Chart and figure data:
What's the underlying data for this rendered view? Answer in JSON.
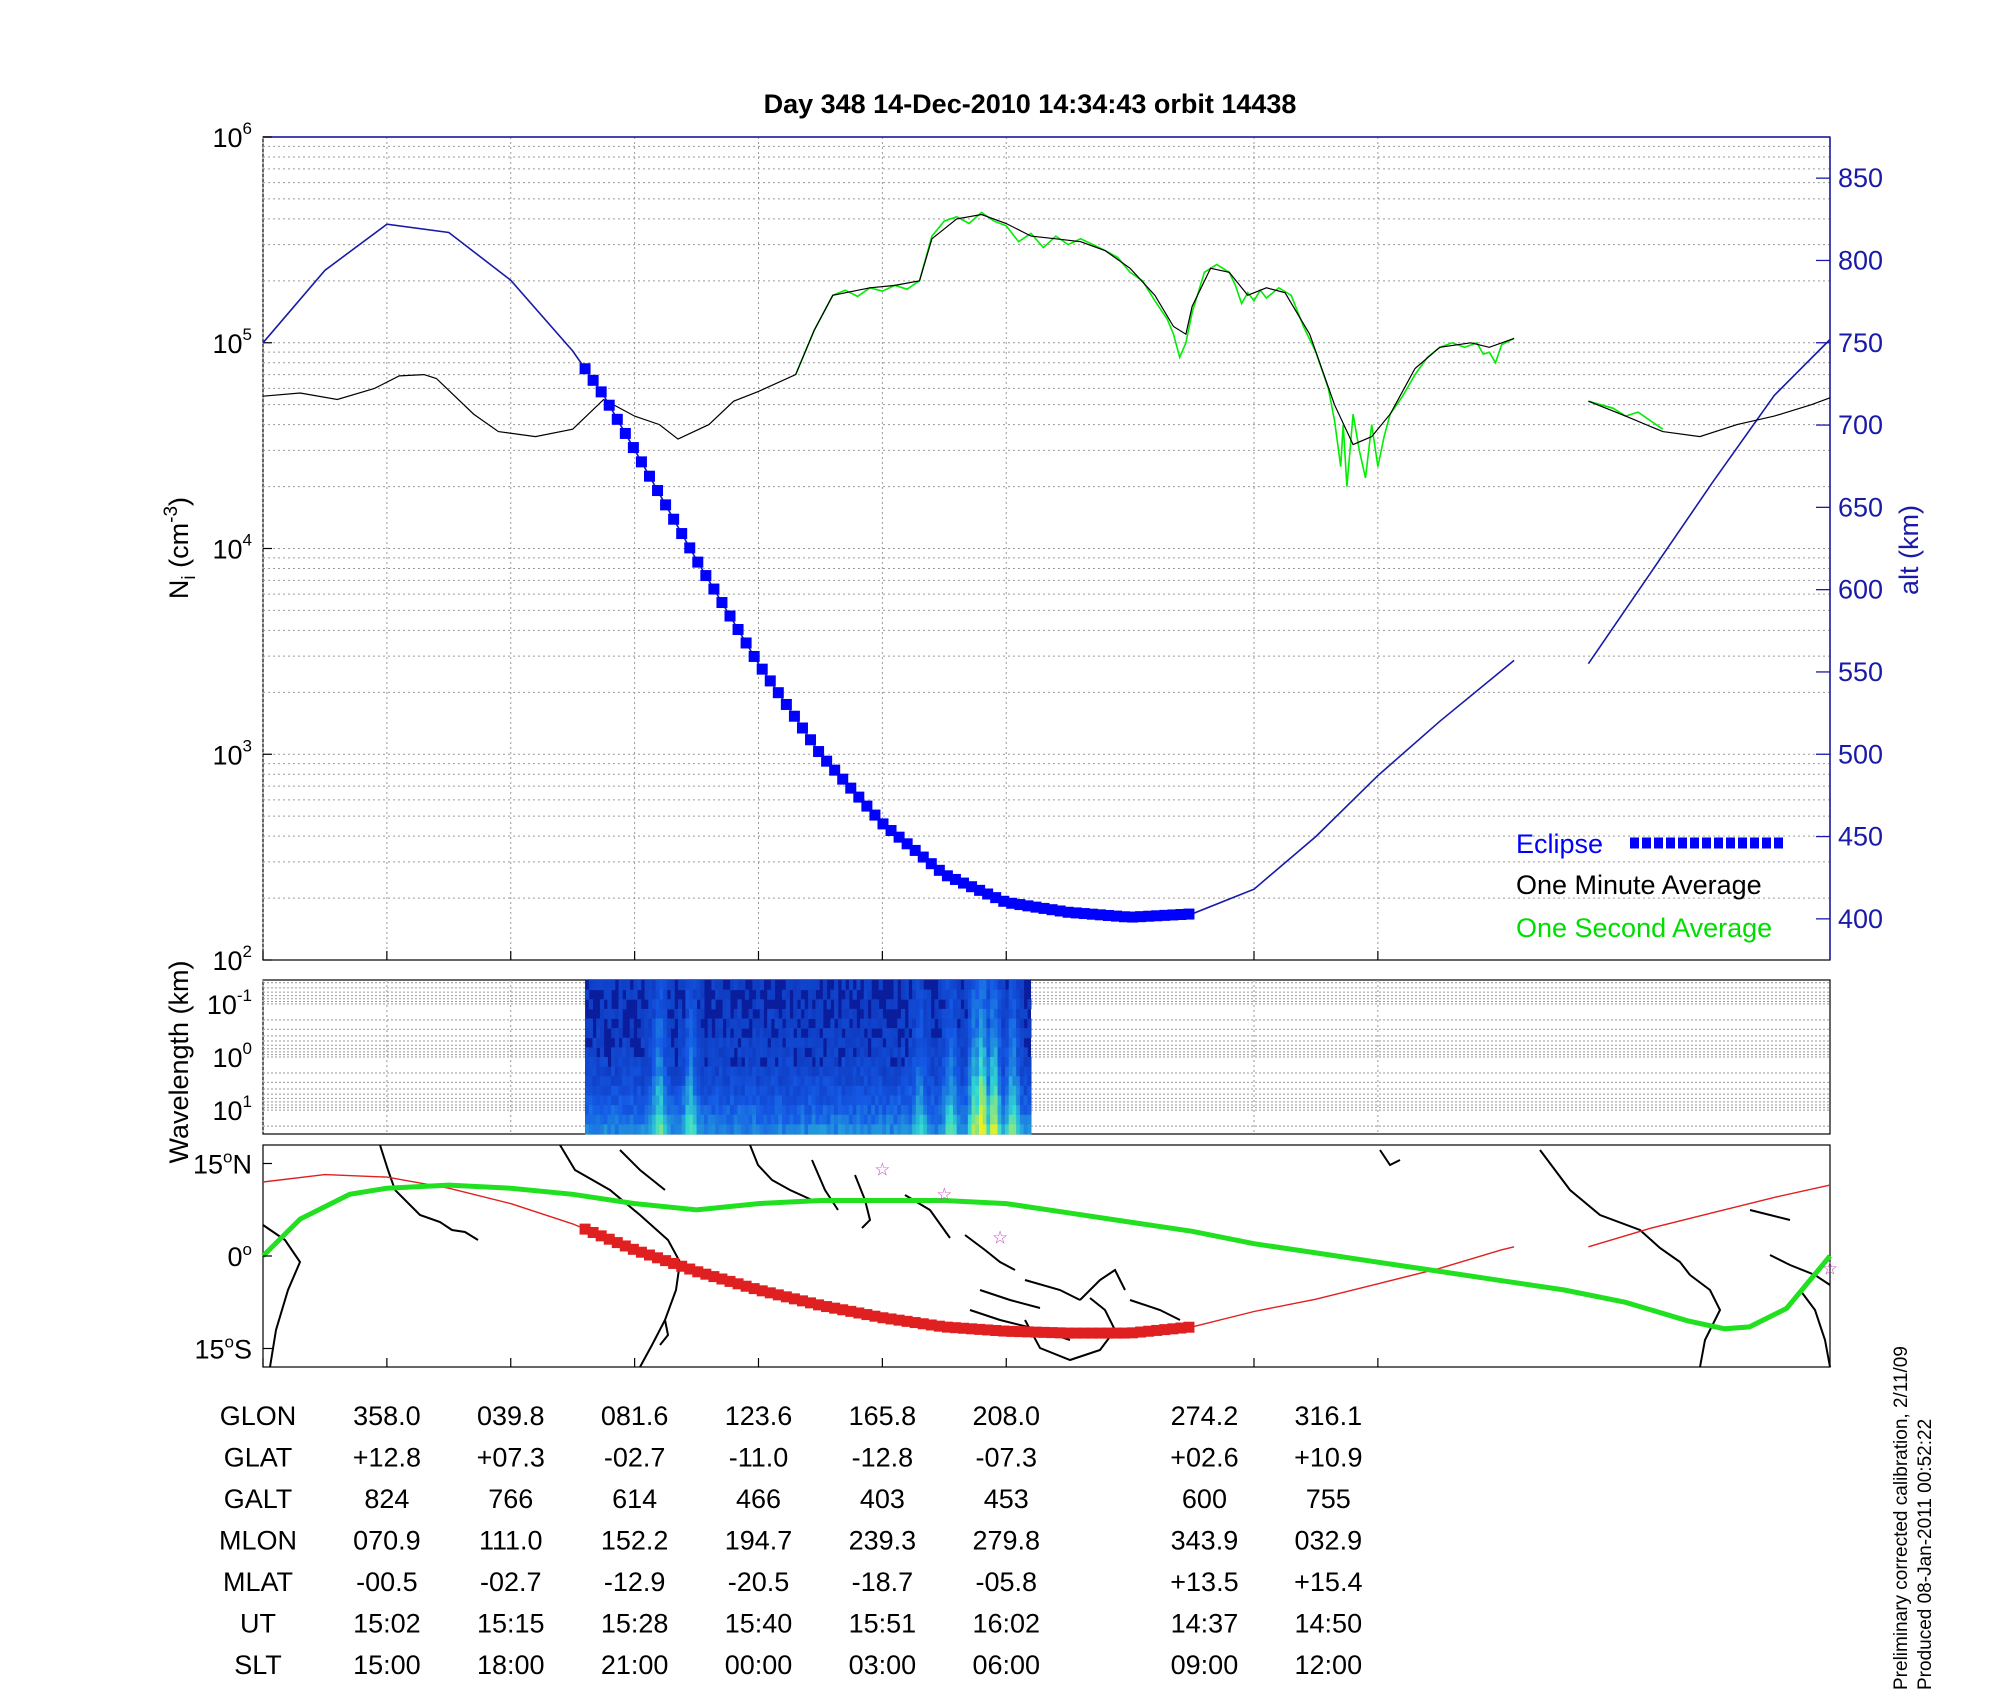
{
  "title": "Day 348  14-Dec-2010 14:34:43   orbit 14438",
  "footer_note": [
    "Preliminary corrected calibration, 2/11/09",
    "Produced 08-Jan-2011 00:52:22"
  ],
  "colors": {
    "eclipse": "#0000ff",
    "one_minute": "#000000",
    "one_second": "#00ee00",
    "altitude": "#1a1aa8",
    "track_red": "#e02020",
    "track_green": "#20e020",
    "stars": "#d040d0"
  },
  "chart_data": [
    {
      "type": "line",
      "name": "Ion density and altitude",
      "ylabel": "N_i (cm^-3)",
      "ylabel_base": "N",
      "ylabel_sub": "i",
      "ylabel_rest": " (cm",
      "ylabel_sup": "-3",
      "ylabel_end": ")",
      "y2label": "alt (km)",
      "yscale": "log",
      "ylim": [
        100,
        1000000
      ],
      "y2lim": [
        375,
        875
      ],
      "ytick_base": "10",
      "yticks_exp": [
        "2",
        "3",
        "4",
        "5",
        "6"
      ],
      "y2ticks": [
        "400",
        "450",
        "500",
        "550",
        "600",
        "650",
        "700",
        "750",
        "800",
        "850"
      ],
      "legend": [
        {
          "label": "Eclipse",
          "marker": "dashed-square"
        },
        {
          "label": "One Minute Average",
          "marker": "none"
        },
        {
          "label": "One Second Average",
          "marker": "none"
        }
      ],
      "density_one_minute": [
        [
          0,
          55000
        ],
        [
          0.3,
          57000
        ],
        [
          0.6,
          53000
        ],
        [
          0.9,
          60000
        ],
        [
          1.1,
          69000
        ],
        [
          1.3,
          70000
        ],
        [
          1.4,
          67000
        ],
        [
          1.7,
          45000
        ],
        [
          1.9,
          37000
        ],
        [
          2.2,
          35000
        ],
        [
          2.5,
          38000
        ],
        [
          2.75,
          53000
        ],
        [
          3.0,
          44000
        ],
        [
          3.2,
          40000
        ],
        [
          3.35,
          34000
        ],
        [
          3.6,
          40000
        ],
        [
          3.8,
          52000
        ],
        [
          4.0,
          58000
        ],
        [
          4.3,
          70000
        ],
        [
          4.45,
          115000
        ],
        [
          4.6,
          170000
        ],
        [
          4.9,
          185000
        ],
        [
          5.1,
          190000
        ],
        [
          5.3,
          200000
        ],
        [
          5.4,
          320000
        ],
        [
          5.6,
          400000
        ],
        [
          5.8,
          420000
        ],
        [
          6.0,
          380000
        ],
        [
          6.2,
          330000
        ],
        [
          6.4,
          320000
        ],
        [
          6.6,
          310000
        ],
        [
          6.8,
          280000
        ],
        [
          7.0,
          230000
        ],
        [
          7.2,
          170000
        ],
        [
          7.35,
          120000
        ],
        [
          7.45,
          110000
        ],
        [
          7.5,
          150000
        ],
        [
          7.65,
          230000
        ],
        [
          7.8,
          220000
        ],
        [
          7.95,
          170000
        ],
        [
          8.1,
          185000
        ],
        [
          8.25,
          175000
        ],
        [
          8.45,
          110000
        ],
        [
          8.65,
          50000
        ],
        [
          8.8,
          32000
        ],
        [
          8.95,
          35000
        ],
        [
          9.1,
          45000
        ],
        [
          9.3,
          75000
        ],
        [
          9.5,
          95000
        ],
        [
          9.75,
          100000
        ],
        [
          9.9,
          95000
        ],
        [
          10.1,
          105000
        ],
        null,
        [
          10.7,
          52000
        ],
        [
          11.0,
          44000
        ],
        [
          11.3,
          37000
        ],
        [
          11.6,
          35000
        ],
        [
          11.9,
          40000
        ],
        [
          12.2,
          44000
        ],
        [
          12.5,
          50000
        ],
        [
          12.65,
          54000
        ]
      ],
      "density_one_second": [
        [
          4.3,
          70000
        ],
        [
          4.45,
          115000
        ],
        [
          4.6,
          170000
        ],
        [
          4.7,
          180000
        ],
        [
          4.8,
          168000
        ],
        [
          4.9,
          185000
        ],
        [
          5.0,
          178000
        ],
        [
          5.1,
          190000
        ],
        [
          5.2,
          182000
        ],
        [
          5.3,
          200000
        ],
        [
          5.4,
          330000
        ],
        [
          5.5,
          390000
        ],
        [
          5.6,
          410000
        ],
        [
          5.7,
          380000
        ],
        [
          5.8,
          430000
        ],
        [
          5.9,
          390000
        ],
        [
          6.0,
          370000
        ],
        [
          6.1,
          310000
        ],
        [
          6.2,
          340000
        ],
        [
          6.3,
          290000
        ],
        [
          6.4,
          330000
        ],
        [
          6.5,
          300000
        ],
        [
          6.6,
          320000
        ],
        [
          6.7,
          300000
        ],
        [
          6.8,
          280000
        ],
        [
          6.9,
          260000
        ],
        [
          7.0,
          220000
        ],
        [
          7.1,
          200000
        ],
        [
          7.2,
          160000
        ],
        [
          7.3,
          130000
        ],
        [
          7.35,
          110000
        ],
        [
          7.4,
          85000
        ],
        [
          7.45,
          100000
        ],
        [
          7.5,
          140000
        ],
        [
          7.6,
          220000
        ],
        [
          7.7,
          240000
        ],
        [
          7.8,
          220000
        ],
        [
          7.85,
          190000
        ],
        [
          7.9,
          155000
        ],
        [
          7.95,
          175000
        ],
        [
          8.0,
          160000
        ],
        [
          8.05,
          180000
        ],
        [
          8.1,
          165000
        ],
        [
          8.2,
          185000
        ],
        [
          8.3,
          170000
        ],
        [
          8.4,
          120000
        ],
        [
          8.5,
          90000
        ],
        [
          8.6,
          60000
        ],
        [
          8.65,
          42000
        ],
        [
          8.7,
          25000
        ],
        [
          8.72,
          40000
        ],
        [
          8.75,
          20000
        ],
        [
          8.8,
          45000
        ],
        [
          8.85,
          30000
        ],
        [
          8.9,
          22000
        ],
        [
          8.95,
          40000
        ],
        [
          9.0,
          25000
        ],
        [
          9.05,
          35000
        ],
        [
          9.1,
          45000
        ],
        [
          9.2,
          55000
        ],
        [
          9.3,
          70000
        ],
        [
          9.4,
          85000
        ],
        [
          9.5,
          95000
        ],
        [
          9.6,
          100000
        ],
        [
          9.7,
          95000
        ],
        [
          9.8,
          100000
        ],
        [
          9.85,
          88000
        ],
        [
          9.9,
          90000
        ],
        [
          9.95,
          80000
        ],
        [
          10.0,
          98000
        ],
        [
          10.1,
          105000
        ],
        null,
        [
          10.7,
          52000
        ],
        [
          10.9,
          48000
        ],
        [
          11.0,
          44000
        ],
        [
          11.1,
          46000
        ],
        [
          11.3,
          38000
        ]
      ],
      "altitude": [
        [
          0,
          750
        ],
        [
          0.5,
          794
        ],
        [
          1.0,
          822
        ],
        [
          1.5,
          817
        ],
        [
          2.0,
          788
        ],
        [
          2.5,
          745
        ],
        [
          2.75,
          718
        ],
        [
          3.0,
          685
        ],
        [
          3.5,
          618
        ],
        [
          4.0,
          555
        ],
        [
          4.5,
          500
        ],
        [
          5.0,
          458
        ],
        [
          5.5,
          427
        ],
        [
          6.0,
          410
        ],
        [
          6.5,
          404
        ],
        [
          7.0,
          401
        ],
        [
          7.5,
          403
        ],
        [
          8.0,
          418
        ],
        [
          8.5,
          450
        ],
        [
          9.0,
          487
        ],
        [
          9.5,
          520
        ],
        [
          10.1,
          557
        ],
        null,
        [
          10.7,
          555
        ],
        [
          11.2,
          610
        ],
        [
          11.7,
          665
        ],
        [
          12.2,
          718
        ],
        [
          12.65,
          752
        ]
      ],
      "eclipse_range": [
        2.6,
        7.5
      ]
    },
    {
      "type": "heatmap",
      "name": "Wavelength spectrogram",
      "ylabel": "Wavelength (km)",
      "yscale": "log",
      "ytick_base": "10",
      "yticks_exp": [
        "-1",
        "0",
        "1"
      ],
      "x_range": [
        2.6,
        6.2
      ],
      "ylim_exp": [
        -1.45,
        1.45
      ],
      "strong_regions": [
        [
          3.2,
          0.3
        ],
        [
          3.45,
          0.25
        ],
        [
          5.3,
          0.2
        ],
        [
          5.55,
          0.25
        ],
        [
          5.75,
          0.4
        ],
        [
          5.8,
          0.55
        ],
        [
          5.9,
          0.45
        ],
        [
          6.05,
          0.3
        ]
      ]
    },
    {
      "type": "line",
      "name": "Orbit track map",
      "xlim": [
        -180,
        180
      ],
      "ylim": [
        -18,
        18
      ],
      "yticks": [
        {
          "value": 15,
          "label": "15",
          "suffix": "N"
        },
        {
          "value": 0,
          "label": "0",
          "suffix": ""
        },
        {
          "value": -15,
          "label": "15",
          "suffix": "S"
        }
      ],
      "track_geographic": [
        [
          0,
          12
        ],
        [
          0.5,
          13.2
        ],
        [
          1.0,
          12.8
        ],
        [
          1.5,
          11.0
        ],
        [
          2.0,
          8.5
        ],
        [
          2.5,
          5.2
        ],
        [
          3.0,
          1.0
        ],
        [
          3.5,
          -2.5
        ],
        [
          4.0,
          -5.5
        ],
        [
          4.5,
          -8.0
        ],
        [
          5.0,
          -10.0
        ],
        [
          5.5,
          -11.5
        ],
        [
          6.0,
          -12.2
        ],
        [
          6.5,
          -12.5
        ],
        [
          7.0,
          -12.5
        ],
        [
          7.5,
          -11.5
        ],
        [
          8.0,
          -9.0
        ],
        [
          8.5,
          -7.0
        ],
        [
          9.0,
          -4.5
        ],
        [
          9.5,
          -2.0
        ],
        [
          10.0,
          1.0
        ],
        [
          10.1,
          1.5
        ],
        null,
        [
          10.7,
          1.5
        ],
        [
          11.2,
          4.5
        ],
        [
          11.7,
          7.0
        ],
        [
          12.2,
          9.5
        ],
        [
          12.65,
          11.5
        ]
      ],
      "track_magnetic": [
        [
          0,
          0
        ],
        [
          0.3,
          6
        ],
        [
          0.7,
          10
        ],
        [
          1.0,
          11
        ],
        [
          1.5,
          11.5
        ],
        [
          2.0,
          11
        ],
        [
          2.5,
          10
        ],
        [
          3.0,
          8.5
        ],
        [
          3.5,
          7.5
        ],
        [
          4.0,
          8.5
        ],
        [
          4.5,
          9
        ],
        [
          5.0,
          9
        ],
        [
          5.5,
          9
        ],
        [
          6.0,
          8.5
        ],
        [
          6.5,
          7
        ],
        [
          7.0,
          5.5
        ],
        [
          7.5,
          4
        ],
        [
          8.0,
          2
        ],
        [
          8.5,
          0.5
        ],
        [
          9.0,
          -1
        ],
        [
          9.5,
          -2.5
        ],
        [
          10.0,
          -4.0
        ],
        [
          10.5,
          -5.5
        ],
        [
          11.0,
          -7.5
        ],
        [
          11.5,
          -10.5
        ],
        [
          11.8,
          -11.8
        ],
        [
          12.0,
          -11.5
        ],
        [
          12.3,
          -8.5
        ],
        [
          12.65,
          0
        ]
      ],
      "stars": [
        [
          5.0,
          14
        ],
        [
          5.5,
          10
        ],
        [
          5.95,
          3
        ],
        [
          12.65,
          -2
        ]
      ],
      "eclipse_range": [
        2.6,
        7.5
      ]
    }
  ],
  "x_ticks": [
    0,
    1,
    2,
    3,
    4,
    5,
    6,
    8,
    9
  ],
  "ephemeris": {
    "row_labels": [
      "GLON",
      "GLAT",
      "GALT",
      "MLON",
      "MLAT",
      "UT",
      "SLT"
    ],
    "columns": [
      {
        "x": 1,
        "values": [
          "358.0",
          "+12.8",
          "824",
          "070.9",
          "-00.5",
          "15:02",
          "15:00"
        ]
      },
      {
        "x": 2,
        "values": [
          "039.8",
          "+07.3",
          "766",
          "111.0",
          "-02.7",
          "15:15",
          "18:00"
        ]
      },
      {
        "x": 3,
        "values": [
          "081.6",
          "-02.7",
          "614",
          "152.2",
          "-12.9",
          "15:28",
          "21:00"
        ]
      },
      {
        "x": 4,
        "values": [
          "123.6",
          "-11.0",
          "466",
          "194.7",
          "-20.5",
          "15:40",
          "00:00"
        ]
      },
      {
        "x": 5,
        "values": [
          "165.8",
          "-12.8",
          "403",
          "239.3",
          "-18.7",
          "15:51",
          "03:00"
        ]
      },
      {
        "x": 6,
        "values": [
          "208.0",
          "-07.3",
          "453",
          "279.8",
          "-05.8",
          "16:02",
          "06:00"
        ]
      },
      {
        "x": 7.6,
        "values": [
          "274.2",
          "+02.6",
          "600",
          "343.9",
          "+13.5",
          "14:37",
          "09:00"
        ]
      },
      {
        "x": 8.6,
        "values": [
          "316.1",
          "+10.9",
          "755",
          "032.9",
          "+15.4",
          "14:50",
          "12:00"
        ]
      }
    ]
  }
}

### Required task
Report only the number of lines in the data above that contain "altitude".

### Reply
3